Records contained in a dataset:
....................

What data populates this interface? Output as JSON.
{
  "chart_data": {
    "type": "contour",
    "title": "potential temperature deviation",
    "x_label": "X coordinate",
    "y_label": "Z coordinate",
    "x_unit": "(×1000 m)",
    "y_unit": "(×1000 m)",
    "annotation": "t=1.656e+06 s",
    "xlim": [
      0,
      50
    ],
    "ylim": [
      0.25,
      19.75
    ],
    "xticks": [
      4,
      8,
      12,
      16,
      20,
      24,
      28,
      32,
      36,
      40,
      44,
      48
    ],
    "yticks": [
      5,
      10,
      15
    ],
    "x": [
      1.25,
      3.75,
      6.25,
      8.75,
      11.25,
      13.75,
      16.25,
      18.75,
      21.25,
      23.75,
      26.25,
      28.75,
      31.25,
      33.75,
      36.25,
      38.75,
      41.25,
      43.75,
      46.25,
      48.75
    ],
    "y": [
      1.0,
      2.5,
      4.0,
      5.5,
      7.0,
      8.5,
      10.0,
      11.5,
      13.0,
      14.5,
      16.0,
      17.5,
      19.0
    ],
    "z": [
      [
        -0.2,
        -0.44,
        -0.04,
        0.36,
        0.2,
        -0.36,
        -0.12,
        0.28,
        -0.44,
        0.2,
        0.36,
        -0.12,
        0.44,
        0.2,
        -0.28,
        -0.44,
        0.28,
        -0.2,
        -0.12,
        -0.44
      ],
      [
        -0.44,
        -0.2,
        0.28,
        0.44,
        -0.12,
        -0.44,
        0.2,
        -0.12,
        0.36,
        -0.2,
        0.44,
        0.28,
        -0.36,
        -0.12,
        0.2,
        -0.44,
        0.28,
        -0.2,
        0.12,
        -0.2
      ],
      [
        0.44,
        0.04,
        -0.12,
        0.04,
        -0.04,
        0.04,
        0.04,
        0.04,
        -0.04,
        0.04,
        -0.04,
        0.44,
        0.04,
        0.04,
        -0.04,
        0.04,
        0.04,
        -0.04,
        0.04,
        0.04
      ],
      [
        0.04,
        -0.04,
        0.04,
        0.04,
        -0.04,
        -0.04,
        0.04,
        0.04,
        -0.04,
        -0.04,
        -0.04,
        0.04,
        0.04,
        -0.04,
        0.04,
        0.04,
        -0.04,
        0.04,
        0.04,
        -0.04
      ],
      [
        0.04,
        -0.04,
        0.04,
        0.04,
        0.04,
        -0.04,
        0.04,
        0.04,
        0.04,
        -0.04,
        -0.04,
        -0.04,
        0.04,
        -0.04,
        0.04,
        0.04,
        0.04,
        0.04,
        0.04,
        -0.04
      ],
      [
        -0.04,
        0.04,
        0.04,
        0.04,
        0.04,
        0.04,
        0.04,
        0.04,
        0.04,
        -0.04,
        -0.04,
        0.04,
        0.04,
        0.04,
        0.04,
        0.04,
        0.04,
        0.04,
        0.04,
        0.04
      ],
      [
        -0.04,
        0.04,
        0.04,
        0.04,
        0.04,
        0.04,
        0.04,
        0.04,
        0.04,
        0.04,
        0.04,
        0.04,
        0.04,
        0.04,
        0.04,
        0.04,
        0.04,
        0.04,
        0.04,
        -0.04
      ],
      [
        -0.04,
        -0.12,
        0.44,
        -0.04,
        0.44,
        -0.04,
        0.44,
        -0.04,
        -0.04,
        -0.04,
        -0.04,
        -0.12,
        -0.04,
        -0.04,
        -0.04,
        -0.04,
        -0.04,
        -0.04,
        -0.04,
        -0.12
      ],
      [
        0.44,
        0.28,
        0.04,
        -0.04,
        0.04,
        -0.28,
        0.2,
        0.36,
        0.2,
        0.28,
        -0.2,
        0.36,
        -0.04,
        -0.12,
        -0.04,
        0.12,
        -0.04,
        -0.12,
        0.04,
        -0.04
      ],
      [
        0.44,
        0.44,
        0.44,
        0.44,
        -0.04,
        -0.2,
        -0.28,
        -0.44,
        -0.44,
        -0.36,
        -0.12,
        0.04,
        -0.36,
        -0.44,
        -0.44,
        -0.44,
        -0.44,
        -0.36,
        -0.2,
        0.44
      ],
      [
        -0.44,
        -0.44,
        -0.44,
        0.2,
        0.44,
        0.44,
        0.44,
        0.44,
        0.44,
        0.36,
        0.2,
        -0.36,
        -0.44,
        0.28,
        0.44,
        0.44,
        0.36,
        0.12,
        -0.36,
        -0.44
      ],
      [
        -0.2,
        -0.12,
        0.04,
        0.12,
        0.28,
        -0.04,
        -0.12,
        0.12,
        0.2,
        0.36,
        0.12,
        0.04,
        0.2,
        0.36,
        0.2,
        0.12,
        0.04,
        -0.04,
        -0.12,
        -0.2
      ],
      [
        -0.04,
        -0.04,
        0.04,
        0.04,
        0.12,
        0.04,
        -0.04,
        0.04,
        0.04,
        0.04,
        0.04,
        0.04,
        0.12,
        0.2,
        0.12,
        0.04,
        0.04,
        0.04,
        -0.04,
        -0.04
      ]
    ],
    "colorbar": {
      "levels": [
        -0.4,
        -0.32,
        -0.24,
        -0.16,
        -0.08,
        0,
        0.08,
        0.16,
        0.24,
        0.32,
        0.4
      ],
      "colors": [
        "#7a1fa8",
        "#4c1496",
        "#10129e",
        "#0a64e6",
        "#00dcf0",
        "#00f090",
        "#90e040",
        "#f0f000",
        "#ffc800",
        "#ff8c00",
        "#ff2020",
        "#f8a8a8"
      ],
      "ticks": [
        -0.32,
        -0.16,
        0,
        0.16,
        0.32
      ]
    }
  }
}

....................

WHAT IS REQUIRED: Of the lines in the records, determine how many contain the word "coordinate", and report that number alone.

REPLY TO THE EXERCISE: 2